▶ [Exercise task] Read the records and write them out again exactly.

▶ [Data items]
** BEGIN **

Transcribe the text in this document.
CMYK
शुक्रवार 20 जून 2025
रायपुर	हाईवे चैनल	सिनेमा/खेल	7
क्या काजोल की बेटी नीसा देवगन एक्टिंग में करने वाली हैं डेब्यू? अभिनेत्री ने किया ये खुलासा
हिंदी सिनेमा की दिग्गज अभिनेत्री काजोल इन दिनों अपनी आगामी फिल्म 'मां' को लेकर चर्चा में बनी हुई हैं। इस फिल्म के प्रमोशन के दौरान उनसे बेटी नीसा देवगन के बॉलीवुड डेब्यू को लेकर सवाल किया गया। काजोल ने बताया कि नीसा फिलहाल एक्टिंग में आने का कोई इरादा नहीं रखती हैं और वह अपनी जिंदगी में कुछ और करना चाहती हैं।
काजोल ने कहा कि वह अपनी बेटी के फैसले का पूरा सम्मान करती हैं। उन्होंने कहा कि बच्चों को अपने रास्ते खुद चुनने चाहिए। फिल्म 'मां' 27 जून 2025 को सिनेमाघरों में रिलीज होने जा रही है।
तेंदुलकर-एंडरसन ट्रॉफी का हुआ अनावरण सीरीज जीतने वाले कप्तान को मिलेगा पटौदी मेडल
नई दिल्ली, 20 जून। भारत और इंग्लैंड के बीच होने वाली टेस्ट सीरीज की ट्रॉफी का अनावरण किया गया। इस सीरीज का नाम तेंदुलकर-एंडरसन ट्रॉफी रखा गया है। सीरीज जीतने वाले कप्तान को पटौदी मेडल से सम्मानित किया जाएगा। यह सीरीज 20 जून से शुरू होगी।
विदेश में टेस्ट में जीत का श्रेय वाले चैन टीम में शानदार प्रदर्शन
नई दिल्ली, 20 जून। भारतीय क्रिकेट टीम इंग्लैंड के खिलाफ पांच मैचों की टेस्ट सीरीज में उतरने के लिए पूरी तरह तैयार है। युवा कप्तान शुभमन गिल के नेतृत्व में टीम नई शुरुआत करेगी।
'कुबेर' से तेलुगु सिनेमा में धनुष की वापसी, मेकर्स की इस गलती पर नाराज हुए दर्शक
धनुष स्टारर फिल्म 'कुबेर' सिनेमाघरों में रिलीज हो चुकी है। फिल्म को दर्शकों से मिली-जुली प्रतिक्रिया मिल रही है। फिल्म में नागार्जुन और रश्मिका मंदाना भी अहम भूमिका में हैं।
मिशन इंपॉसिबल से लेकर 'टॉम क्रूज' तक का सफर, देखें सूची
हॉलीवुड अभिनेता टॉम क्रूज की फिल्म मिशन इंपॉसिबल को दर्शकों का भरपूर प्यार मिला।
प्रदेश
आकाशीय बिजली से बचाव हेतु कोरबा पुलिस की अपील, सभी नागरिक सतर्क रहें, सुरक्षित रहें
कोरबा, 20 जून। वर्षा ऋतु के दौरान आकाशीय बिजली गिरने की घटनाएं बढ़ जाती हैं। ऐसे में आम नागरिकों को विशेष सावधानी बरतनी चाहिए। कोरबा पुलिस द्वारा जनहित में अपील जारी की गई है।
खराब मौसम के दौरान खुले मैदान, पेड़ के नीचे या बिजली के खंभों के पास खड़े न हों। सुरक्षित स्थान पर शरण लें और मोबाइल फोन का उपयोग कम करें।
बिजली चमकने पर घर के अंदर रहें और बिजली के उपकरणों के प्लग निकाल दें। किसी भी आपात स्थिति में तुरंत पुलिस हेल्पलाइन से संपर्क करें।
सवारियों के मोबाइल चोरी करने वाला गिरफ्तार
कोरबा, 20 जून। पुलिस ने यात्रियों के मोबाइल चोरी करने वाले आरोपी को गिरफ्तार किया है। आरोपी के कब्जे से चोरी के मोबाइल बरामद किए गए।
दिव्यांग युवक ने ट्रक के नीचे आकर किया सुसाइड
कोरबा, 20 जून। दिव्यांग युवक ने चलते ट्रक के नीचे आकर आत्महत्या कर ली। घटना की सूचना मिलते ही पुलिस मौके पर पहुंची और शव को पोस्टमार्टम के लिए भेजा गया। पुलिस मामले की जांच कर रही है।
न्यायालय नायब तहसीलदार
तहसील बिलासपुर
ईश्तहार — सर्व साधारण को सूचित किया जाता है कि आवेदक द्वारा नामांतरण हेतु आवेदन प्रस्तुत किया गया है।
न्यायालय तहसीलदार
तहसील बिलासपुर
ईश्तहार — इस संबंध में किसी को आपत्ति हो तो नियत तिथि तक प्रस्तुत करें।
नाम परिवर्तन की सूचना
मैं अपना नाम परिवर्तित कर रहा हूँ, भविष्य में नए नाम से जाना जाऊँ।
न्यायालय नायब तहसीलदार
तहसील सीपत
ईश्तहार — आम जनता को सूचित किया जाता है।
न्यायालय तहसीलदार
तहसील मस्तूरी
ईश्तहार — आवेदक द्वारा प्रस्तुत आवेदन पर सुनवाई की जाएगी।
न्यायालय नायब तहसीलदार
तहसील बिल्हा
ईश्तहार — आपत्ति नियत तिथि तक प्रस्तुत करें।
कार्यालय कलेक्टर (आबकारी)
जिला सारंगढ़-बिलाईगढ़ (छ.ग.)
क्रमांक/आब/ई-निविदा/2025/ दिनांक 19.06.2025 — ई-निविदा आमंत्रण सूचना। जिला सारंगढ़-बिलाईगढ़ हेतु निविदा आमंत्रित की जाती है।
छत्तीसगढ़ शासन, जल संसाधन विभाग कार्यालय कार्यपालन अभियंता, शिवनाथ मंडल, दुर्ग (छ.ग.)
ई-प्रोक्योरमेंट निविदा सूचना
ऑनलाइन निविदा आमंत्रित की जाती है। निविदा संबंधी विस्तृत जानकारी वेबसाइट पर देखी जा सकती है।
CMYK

** END **

▶ [Solution to this task]
Transcribe the text in this document.
CMYK
शुक्रवार 20 जून 2025
रायपुर	हाईवे चैनल	सिनेमा/खेल	7
क्या काजोल की बेटी नीसा देवगन एक्टिंग में करने वाली हैं डेब्यू? अभिनेत्री ने किया ये खुलासा
हिंदी सिनेमा की दिग्गज अभिनेत्री काजोल इन दिनों अपनी आगामी फिल्म 'मां' को लेकर चर्चा में बनी हुई हैं। इस फिल्म के प्रमोशन के दौरान उनसे बेटी नीसा देवगन के बॉलीवुड डेब्यू को लेकर सवाल किया गया। काजोल ने बताया कि नीसा फिलहाल एक्टिंग में आने का कोई इरादा नहीं रखती हैं और वह अपनी जिंदगी में कुछ और करना चाहती हैं।
काजोल ने कहा कि वह अपनी बेटी के फैसले का पूरा सम्मान करती हैं। उन्होंने कहा कि बच्चों को अपने रास्ते खुद चुनने चाहिए। फिल्म 'मां' 27 जून 2025 को सिनेमाघरों में रिलीज होने जा रही है।
तेंदुलकर-एंडरसन ट्रॉफी का हुआ अनावरण सीरीज जीतने वाले कप्तान को मिलेगा पटौदी मेडल
नई दिल्ली, 20 जून। भारत और इंग्लैंड के बीच होने वाली टेस्ट सीरीज की ट्रॉफी का अनावरण किया गया। इस सीरीज का नाम तेंदुलकर-एंडरसन ट्रॉफी रखा गया है। सीरीज जीतने वाले कप्तान को पटौदी मेडल से सम्मानित किया जाएगा। यह सीरीज 20 जून से शुरू होगी।
विदेश में टेस्ट में जीत का श्रेय वाले चैन टीम में शानदार प्रदर्शन
नई दिल्ली, 20 जून। भारतीय क्रिकेट टीम इंग्लैंड के खिलाफ पांच मैचों की टेस्ट सीरीज में उतरने के लिए पूरी तरह तैयार है। युवा कप्तान शुभमन गिल के नेतृत्व में टीम नई शुरुआत करेगी।
'कुबेर' से तेलुगु सिनेमा में धनुष की वापसी, मेकर्स की इस गलती पर नाराज हुए दर्शक
धनुष स्टारर फिल्म 'कुबेर' सिनेमाघरों में रिलीज हो चुकी है। फिल्म को दर्शकों से मिली-जुली प्रतिक्रिया मिल रही है। फिल्म में नागार्जुन और रश्मिका मंदाना भी अहम भूमिका में हैं।
मिशन इंपॉसिबल से लेकर 'टॉम क्रूज' तक का सफर, देखें सूची
हॉलीवुड अभिनेता टॉम क्रूज की फिल्म मिशन इंपॉसिबल को दर्शकों का भरपूर प्यार मिला।
प्रदेश
आकाशीय बिजली से बचाव हेतु कोरबा पुलिस की अपील, सभी नागरिक सतर्क रहें, सुरक्षित रहें
कोरबा, 20 जून। वर्षा ऋतु के दौरान आकाशीय बिजली गिरने की घटनाएं बढ़ जाती हैं। ऐसे में आम नागरिकों को विशेष सावधानी बरतनी चाहिए। कोरबा पुलिस द्वारा जनहित में अपील जारी की गई है।
खराब मौसम के दौरान खुले मैदान, पेड़ के नीचे या बिजली के खंभों के पास खड़े न हों। सुरक्षित स्थान पर शरण लें और मोबाइल फोन का उपयोग कम करें।
बिजली चमकने पर घर के अंदर रहें और बिजली के उपकरणों के प्लग निकाल दें। किसी भी आपात स्थिति में तुरंत पुलिस हेल्पलाइन से संपर्क करें।
सवारियों के मोबाइल चोरी करने वाला गिरफ्तार
कोरबा, 20 जून। पुलिस ने यात्रियों के मोबाइल चोरी करने वाले आरोपी को गिरफ्तार किया है। आरोपी के कब्जे से चोरी के मोबाइल बरामद किए गए।
दिव्यांग युवक ने ट्रक के नीचे आकर किया सुसाइड
कोरबा, 20 जून। दिव्यांग युवक ने चलते ट्रक के नीचे आकर आत्महत्या कर ली। घटना की सूचना मिलते ही पुलिस मौके पर पहुंची और शव को पोस्टमार्टम के लिए भेजा गया। पुलिस मामले की जांच कर रही है।
न्यायालय नायब तहसीलदार
तहसील बिलासपुर
ईश्तहार — सर्व साधारण को सूचित किया जाता है कि आवेदक द्वारा नामांतरण हेतु आवेदन प्रस्तुत किया गया है।
न्यायालय तहसीलदार
तहसील बिलासपुर
ईश्तहार — इस संबंध में किसी को आपत्ति हो तो नियत तिथि तक प्रस्तुत करें।
नाम परिवर्तन की सूचना
मैं अपना नाम परिवर्तित कर रहा हूँ, भविष्य में नए नाम से जाना जाऊँ।
न्यायालय नायब तहसीलदार
तहसील सीपत
ईश्तहार — आम जनता को सूचित किया जाता है।
न्यायालय तहसीलदार
तहसील मस्तूरी
ईश्तहार — आवेदक द्वारा प्रस्तुत आवेदन पर सुनवाई की जाएगी।
न्यायालय नायब तहसीलदार
तहसील बिल्हा
ईश्तहार — आपत्ति नियत तिथि तक प्रस्तुत करें।
कार्यालय कलेक्टर (आबकारी)
जिला सारंगढ़-बिलाईगढ़ (छ.ग.)
क्रमांक/आब/ई-निविदा/2025/ दिनांक 19.06.2025 — ई-निविदा आमंत्रण सूचना। जिला सारंगढ़-बिलाईगढ़ हेतु निविदा आमंत्रित की जाती है।
छत्तीसगढ़ शासन, जल संसाधन विभाग कार्यालय कार्यपालन अभियंता, शिवनाथ मंडल, दुर्ग (छ.ग.)
ई-प्रोक्योरमेंट निविदा सूचना
ऑनलाइन निविदा आमंत्रित की जाती है। निविदा संबंधी विस्तृत जानकारी वेबसाइट पर देखी जा सकती है।
CMYK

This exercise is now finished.